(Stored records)
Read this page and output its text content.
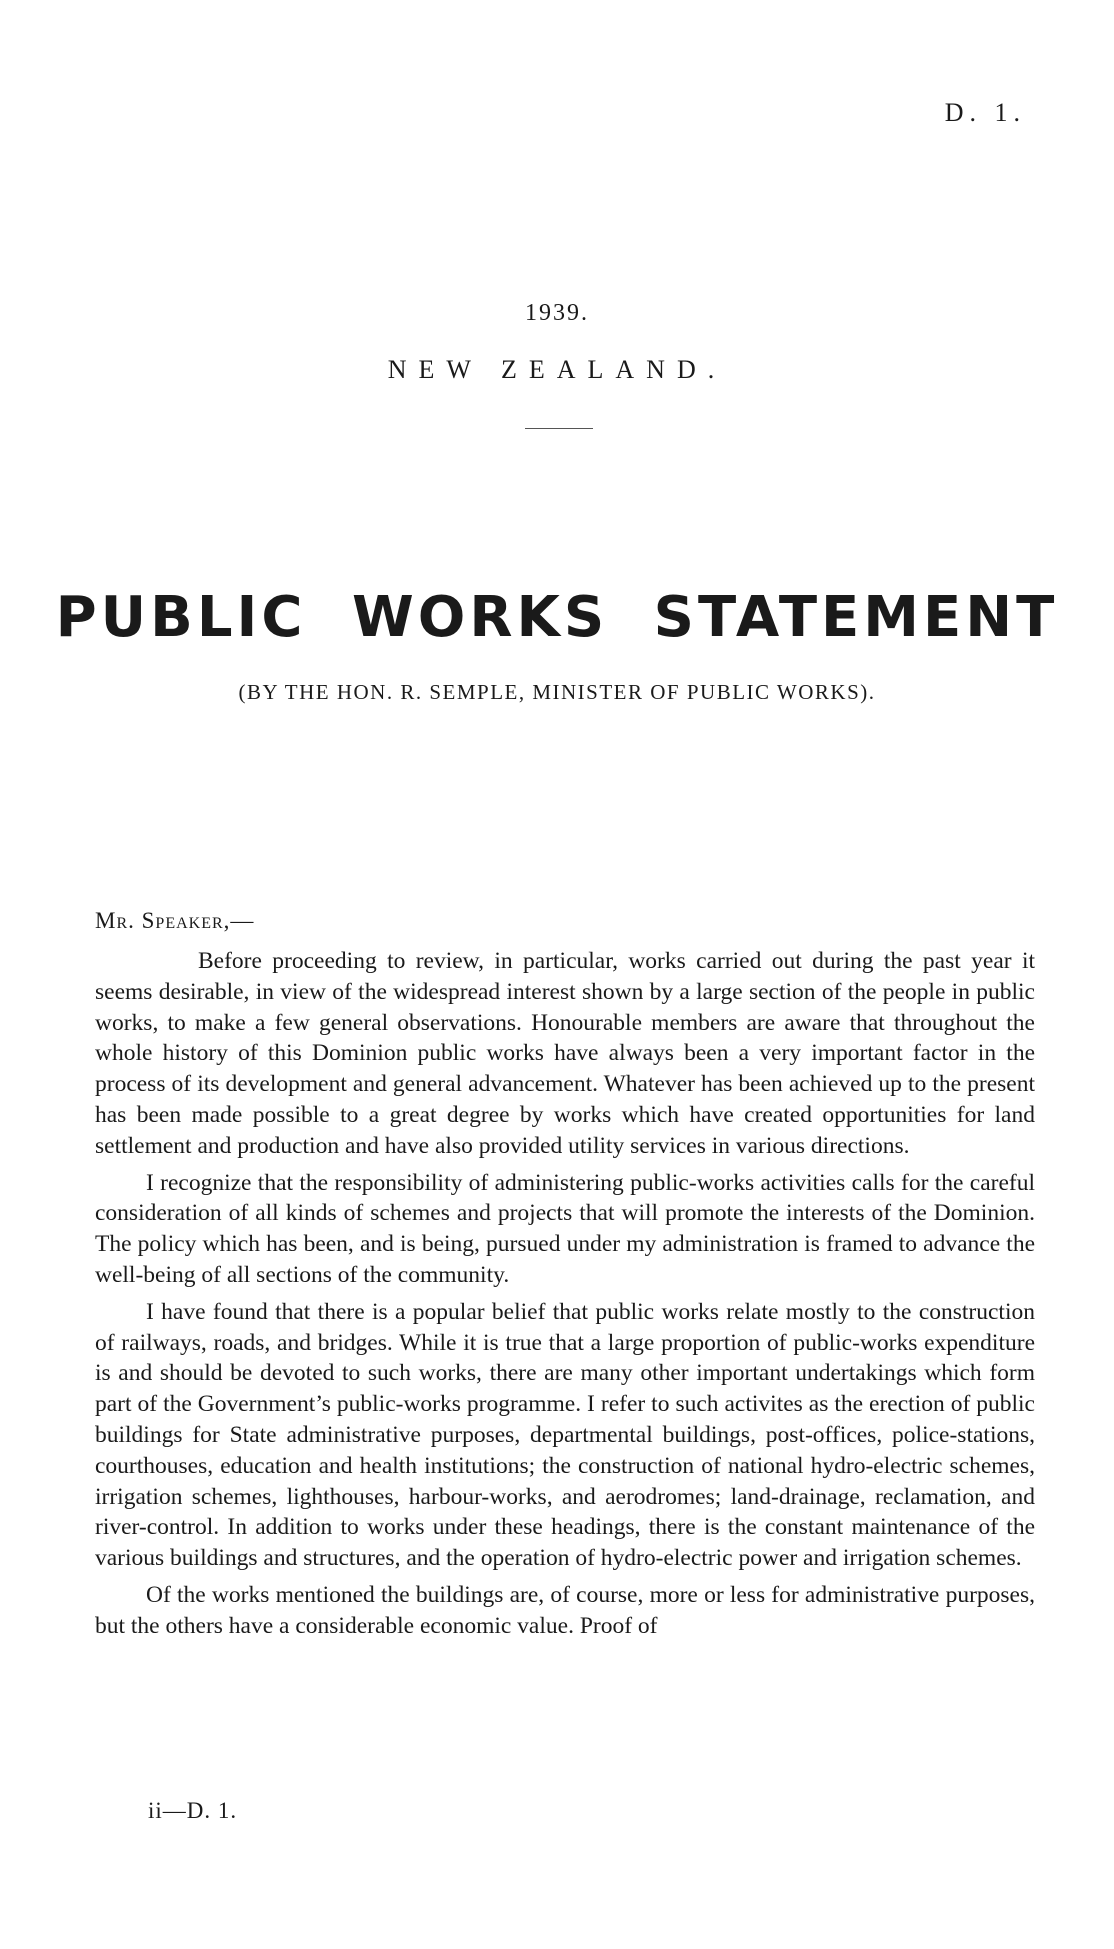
D. 1.
1939.
NEW ZEALAND.
PUBLIC WORKS STATEMENT
(BY THE HON. R. SEMPLE, MINISTER OF PUBLIC WORKS).
Mr. Speaker,—

Before proceeding to review, in particular, works carried out during the past year it seems desirable, in view of the widespread interest shown by a large section of the people in public works, to make a few general observations. Honourable members are aware that throughout the whole history of this Dominion public works have always been a very important factor in the process of its development and general advancement. Whatever has been achieved up to the present has been made possible to a great degree by works which have created opportunities for land settlement and production and have also provided utility services in various directions.

I recognize that the responsibility of administering public-works activities calls for the careful consideration of all kinds of schemes and projects that will promote the interests of the Dominion. The policy which has been, and is being, pursued under my administration is framed to advance the well-being of all sections of the community.

I have found that there is a popular belief that public works relate mostly to the construction of railways, roads, and bridges. While it is true that a large proportion of public-works expenditure is and should be devoted to such works, there are many other important undertakings which form part of the Government’s public-works programme. I refer to such activites as the erection of public buildings for State administrative purposes, departmental buildings, post-offices, police-stations, courthouses, education and health institutions; the construction of national hydro-electric schemes, irrigation schemes, lighthouses, harbour-works, and aerodromes; land-drainage, reclamation, and river-control. In addition to works under these headings, there is the constant maintenance of the various buildings and structures, and the operation of hydro-electric power and irrigation schemes.

Of the works mentioned the buildings are, of course, more or less for administrative purposes, but the others have a considerable economic value. Proof of

ii—D. 1.
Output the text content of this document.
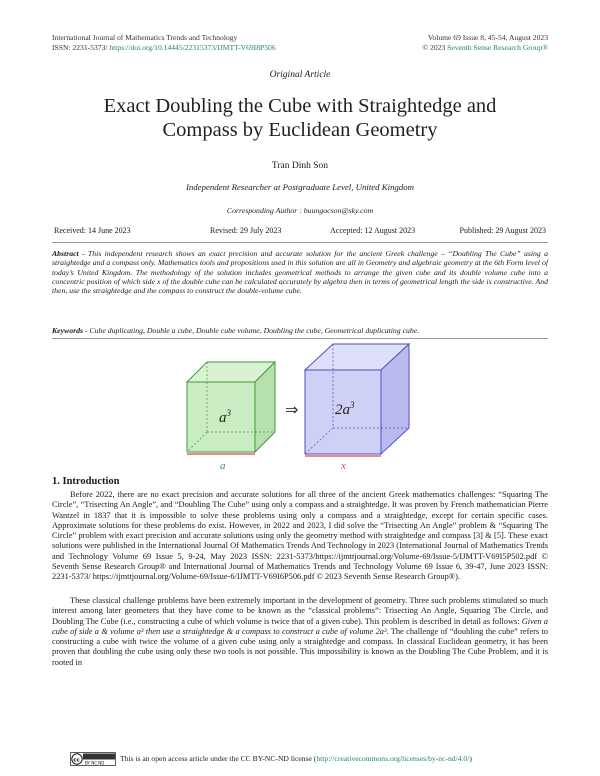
International Journal of Mathematics Trends and Technology
ISSN: 2231-5373/ https://doi.org/10.14445/22315373/IJMTT-V69I8P506
Volume 69 Issue 8, 45-54, August 2023
© 2023 Seventh Sense Research Group®
Original Article
Exact Doubling the Cube with Straightedge and
Compass by Euclidean Geometry
Tran Dinh Son
Independent Researcher at Postgraduate Level, United Kingdom
Corresponding Author : buungocson@sky.com
Received: 14 June 2023	Revised: 29 July 2023	Accepted: 12 August 2023	Published: 29 August 2023
Abstract - This independent research shows an exact precision and accurate solution for the ancient Greek challenge – “Doubling The Cube” using a straightedge and a compass only. Mathematics tools and propositions used in this solution are all in Geometry and algebraic geometry at the 6th Form level of today’s United Kingdom. The methodology of the solution includes geometrical methods to arrange the given cube and its double volume cube into a concentric position of which side x of the double cube can be calculated accurately by algebra then in terms of geometrical length the side is constructive. And then, use the straightedge and the compass to construct the double-volume cube.
Keywords - Cube duplicating, Double a cube, Double cube volume, Doubling the cube, Geometrical duplicating cube.
$a^3$
a
⇒ $2a^3$
x
1. Introduction
Before 2022, there are no exact precision and accurate solutions for all three of the ancient Greek mathematics challenges: “Squaring The Circle”, “Trisecting An Angle”, and “Doubling The Cube” using only a compass and a straightedge. It was proven by French mathematician Pierre Wantzel in 1837 that it is impossible to solve these problems using only a compass and a straightedge, except for certain specific cases. Approximate solutions for these problems do exist. However, in 2022 and 2023, I did solve the “Trisecting An Angle” problem & “Squaring The Circle” problem with exact precision and accurate solutions using only the geometry method with straightedge and compass [3] & [5]. These exact solutions were published in the International Journal Of Mathematics Trends And Technology in 2023 (International Journal of Mathematics Trends and Technology Volume 69 Issue 5, 9-24, May 2023 ISSN: 2231-5373/https://ijmttjournal.org/Volume-69/Issue-5/IJMTT-V69I5P502.pdf © Seventh Sense Research Group® and International Journal of Mathematics Trends and Technology Volume 69 Issue 6, 39-47, June 2023 ISSN: 2231-5373/ https://ijmttjournal.org/Volume-69/Issue-6/IJMTT-V69I6P506.pdf © 2023 Seventh Sense Research Group®).
These classical challenge problems have been extremely important in the development of geometry. Three such problems stimulated so much interest among later geometers that they have come to be known as the “classical problems”: Trisecting An Angle, Squaring The Circle, and Doubling The Cube (i.e., constructing a cube of which volume is twice that of a given cube). This problem is described in detail as follows: Given a cube of side a & volume a³ then use a straightedge & a compass to construct a cube of volume 2a³. The challenge of “doubling the cube” refers to constructing a cube with twice the volume of a given cube using only a straightedge and compass. In classical Euclidean geometry, it has been proven that doubling the cube using only these two tools is not possible. This impossibility is known as the Doubling The Cube Problem, and it is rooted in
cc BY NC ND
This is an open access article under the CC BY-NC-ND license (http://creativecommons.org/licenses/by-nc-nd/4.0/)
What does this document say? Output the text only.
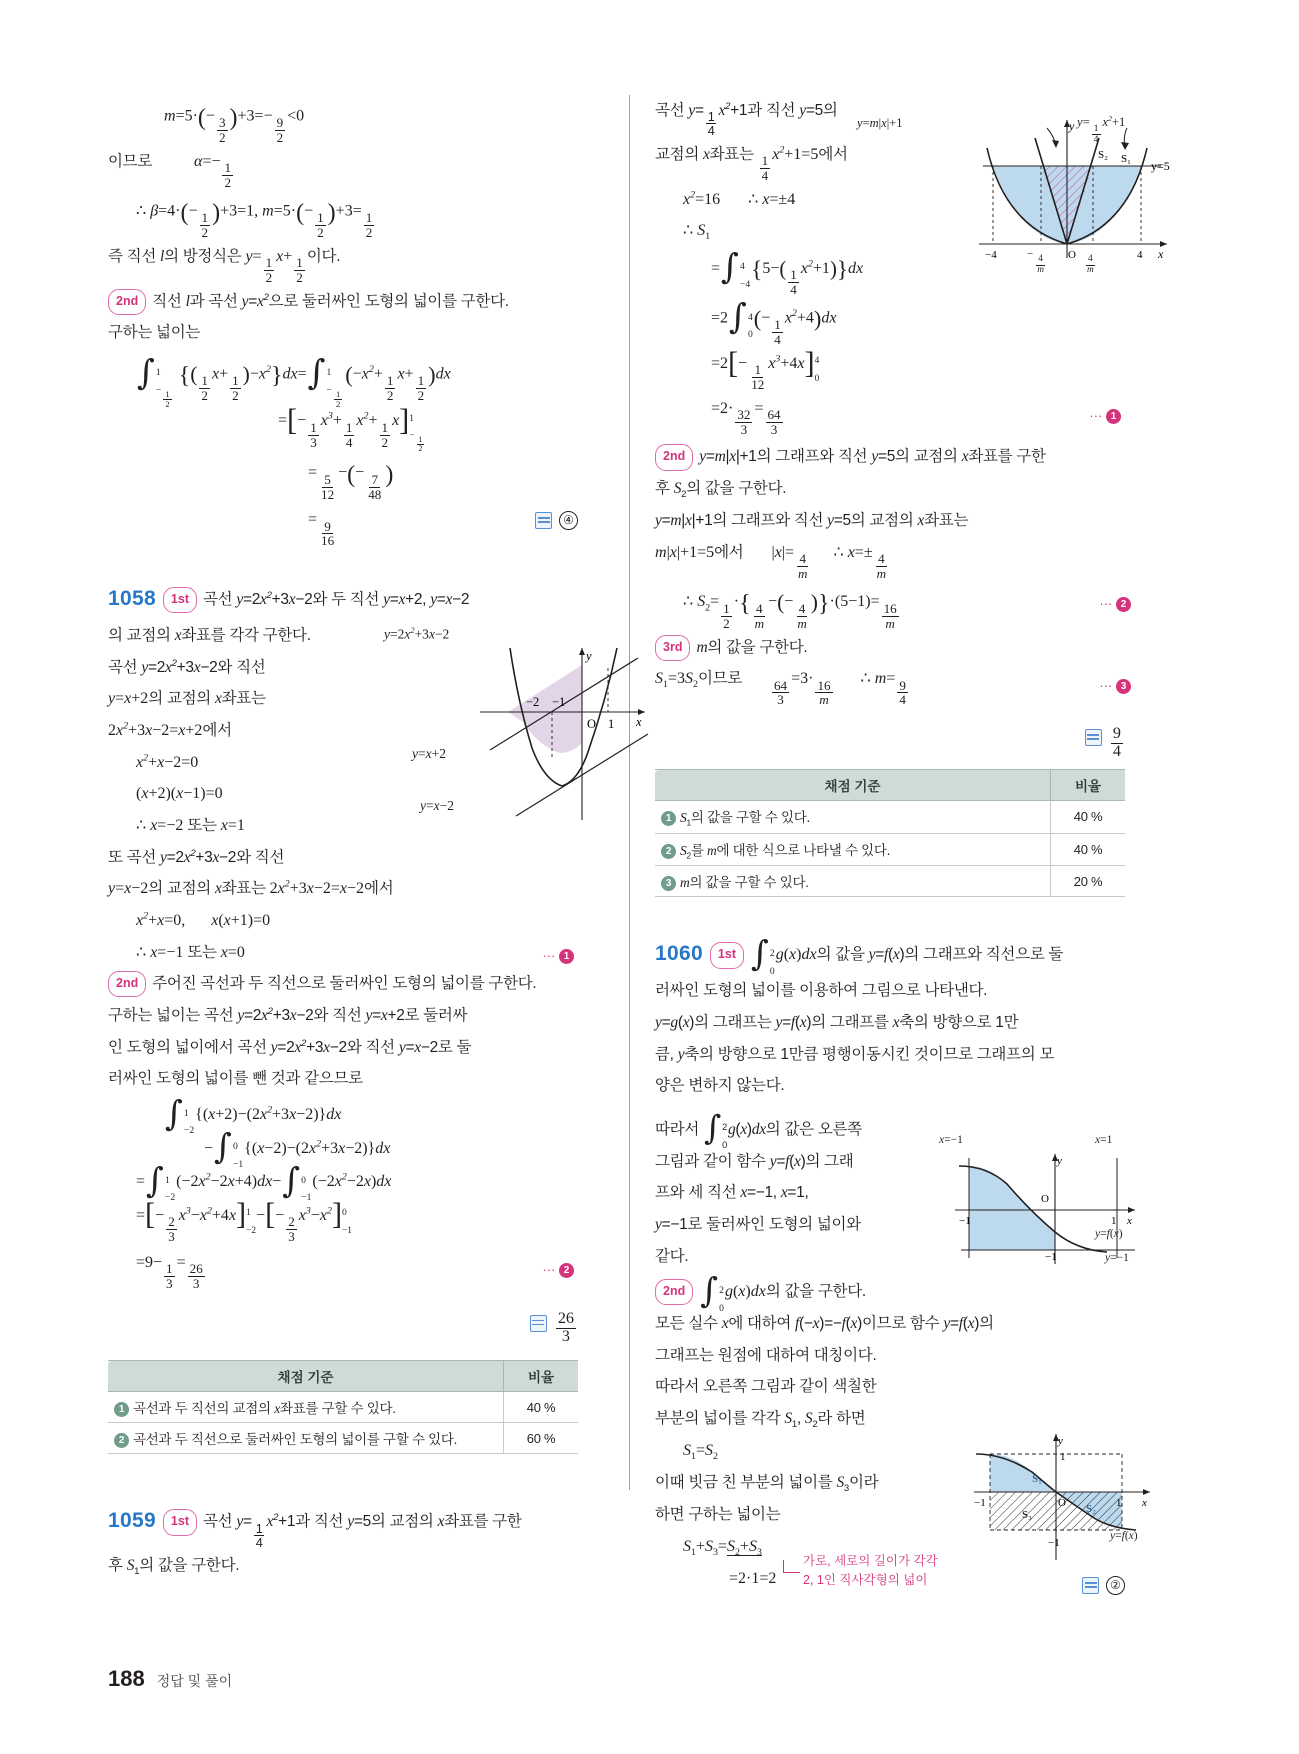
$m=5\cdot(- \frac{3}{2} )+3=- \frac{9}{2} <0$
이므로	$\alpha=- \frac{1}{2}$
∴ $\beta=4\cdot(- \frac{1}{2} )+3=1$, $m=5\cdot(- \frac{1}{2} )+3= \frac{1}{2}$
즉 직선 l의 방정식은 $y= \frac{1}{2} x+ \frac{1}{2}$ 이다.
2nd 직선 l과 곡선 $y=x^2$으로 둘러싸인 도형의 넓이를 구한다.
구하는 넓이는
∫ 1
− $\frac{1}{2}$
{( $\frac{1}{2} x+ \frac{1}{2} )-x^2\}dx=$ ∫ 1
− $\frac{1}{2}$
$(-x^2+ \frac{1}{2} x+ \frac{1}{2} )dx$
= [ − $\frac{1}{3} x^3+ \frac{1}{4} x^2+ \frac{1}{2}$ x ] 1
− $\frac{1}{2}$
= $\frac{5}{12}$ −(− $\frac{7}{48}$ )
= $\frac{9}{16}$	④
1058 1st 곡선 $y=2x^2+3x-2$와 두 직선 y=x+2, y=x−2
의 교점의 x좌표를 각각 구한다.
곡선 $y=2x^2+3x-2$와 직선
y=x+2의 교점의 x좌표는
$2x^2+3x-2=x+2$에서
$x^2+x-2=0$
(x+2)(x−1)=0
∴ x=−2 또는 x=1
또 곡선 $y=2x^2+3x-2$와 직선
y=x−2의 교점의 x좌표는 $2x^2+3x-2=x-2$에서
$x^2+x=0$, x(x+1)=0
∴ x=−1 또는 x=0	··· 1
2nd 주어진 곡선과 두 직선으로 둘러싸인 도형의 넓이를 구한다.
구하는 넓이는 곡선 $y=2x^2+3x-2$와 직선 y=x+2로 둘러싸
인 도형의 넓이에서 곡선 $y=2x^2+3x-2$와 직선 y=x−2로 둘
러싸인 도형의 넓이를 뺀 것과 같으므로
∫ 1
−2
$\{(x+2)-(2x^2+3x-2)\}dx$
− ∫ 0
−1
$\{(x-2)-(2x^2+3x-2)\}dx$
= ∫ 1
−2
$(-2x^2-2x+4)dx-$ ∫ 0
−1
$(-2x^2-2x)dx$
= [ − $\frac{2}{3} x^3-x^2+4x$ ] 1
−2
− [ − $\frac{2}{3} x^3-x^2$ ] 0
−1
$=9- \frac{1}{3} = \frac{26}{3}$	··· 2
$\frac{26}{3}$
채점 기준	비율
1 곡선과 두 직선의 교점의 x좌표를 구할 수 있다.	40 %
2 곡선과 두 직선으로 둘러싸인 도형의 넓이를 구할 수 있다.	60 %
1059 1st 곡선 $y= \frac{1}{4} x^2+1$과 직선 y=5의 교점의 x좌표를 구한
후 $S_1$의 값을 구한다.
−2 −1
O 1 x
y
$y=2x^2+3x-2$
y=x+2
y=x−2
곡선 $y= \frac{1}{4} x^2+1$과 직선 y=5의
교점의 x좌표는 $\frac{1}{4} x^2+1=5$에서
$x^2=16$ ∴ x=±4
∴ $S_1$
= ∫ 4
−4
$\{5-( \frac{1}{4} x^2+1)\}dx$
=2 ∫ 4
0
(− $\frac{1}{4} x^2+4)dx$
=2 [ − $\frac{1}{12} x^3+4x$ ] 4
0
$=2\cdot \frac{32}{3} = \frac{64}{3}$	··· 1
2nd y=m|x|+1의 그래프와 직선 y=5의 교점의 x좌표를 구한
후 $S_2$의 값을 구한다.
y=m|x|+1의 그래프와 직선 y=5의 교점의 x좌표는
m|x|+1=5에서 $|x|= \frac{4}{m}$ ∴ $x=\pm \frac{4}{m}$
∴ $S_2= \frac{1}{2}$ ·{ $\frac{4}{m}$ −(− $\frac{4}{m} )\}\cdot(5-1)= \frac{16}{m}$	··· 2
3rd m의 값을 구한다.
$S_1=3S_2$이므로 $\frac{64}{3} =3\cdot \frac{16}{m}$ ∴ $m= \frac{9}{4}$	··· 3
$\frac{9}{4}$
채점 기준	비율
1 $S_1$의 값을 구할 수 있다.	40 %
2 $S_2$를 m에 대한 식으로 나타낼 수 있다.	40 %
3 m의 값을 구할 수 있다.	20 %
1060 1st ∫ 2
0
g(x)dx의 값을 y=f(x)의 그래프와 직선으로 둘
러싸인 도형의 넓이를 이용하여 그림으로 나타낸다.
y=g(x)의 그래프는 y=f(x)의 그래프를 x축의 방향으로 1만
큼, y축의 방향으로 1만큼 평행이동시킨 것이므로 그래프의 모
양은 변하지 않는다.
따라서 ∫ 2
0
g(x)dx의 값은 오른쪽
그림과 같이 함수 y=f(x)의 그래
프와 세 직선 x=−1, x=1,
y=−1로 둘러싸인 도형의 넓이와
같다.
2nd ∫ 2
0
g(x)dx의 값을 구한다.
모든 실수 x에 대하여 f(−x)=−f(x)이므로 함수 y=f(x)의
그래프는 원점에 대하여 대칭이다.
따라서 오른쪽 그림과 같이 색칠한
부분의 넓이를 각각 $S_1$, $S_2$라 하면
$S_1=S_2$
이때 빗금 친 부분의 넓이를 $S_3$이라
하면 구하는 넓이는
$S_1+S_3=S_2+S_3$
=2·1=2
가로, 세로의 길이가 각각
2, 1인 직사각형의 넓이	②
y
x
y=5
S₂ S₁
O
−4	4
y=m|x|+1	y=
$\frac{1}{4}$
$x^2+1$
−
$\frac{4}{m}$	$\frac{4}{m}$
−1	1
O
−1
y
x
x=−1	x=1
y=f(x)
y=−1
y
1
x
O
−1	1
−1
S₁
S₂
S₃
y=f(x)
188 정답 및 풀이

> _OBJECTIVE_: List all lines from the entries that include the word "Before".

> _ANSWER TO THIS EXERCISE_:
Before proceeding to review, in particular, works carried out during the past year it seems desirable, in view of the widespread interest shown by a large section of the people in public works, to make a few general observations. Honourable members are aware that throughout the whole history of this Dominion public works have always been a very important factor in the process of its development and general advancement. Whatever has been achieved up to the present has been made possible to a great degree by works which have created opportunities for land settlement and production and have also provided utility services in various directions.
Before 2022, there are no exact precision and accurate solutions for all three of the ancient Greek mathematics challenges: “Squaring The Circle”, “Trisecting An Angle”, and “Doubling The Cube” using only a compass and a straightedge. It was proven by French mathematician Pierre Wantzel in 1837 that it is impossible to solve these problems using only a compass and a straightedge, except for certain specific cases. Approximate solutions for these problems do exist. However, in 2022 and 2023, I did solve the “Trisecting An Angle” problem & “Squaring The Circle” problem with exact precision and accurate solutions using only the geometry method with straightedge and compass [3] & [5]. These exact solutions were published in the International Journal Of Mathematics Trends And Technology in 2023 (International Journal of Mathematics Trends and Technology Volume 69 Issue 5, 9-24, May 2023 ISSN: 2231-5373/https://ijmttjournal.org/Volume-69/Issue-5/IJMTT-V69I5P502.pdf © Seventh Sense Research Group® and International Journal of Mathematics Trends and Technology Volume 69 Issue 6, 39-47, June 2023 ISSN: 2231-5373/ https://ijmttjournal.org/Volume-69/Issue-6/IJMTT-V69I6P506.pdf © 2023 Seventh Sense Research Group®).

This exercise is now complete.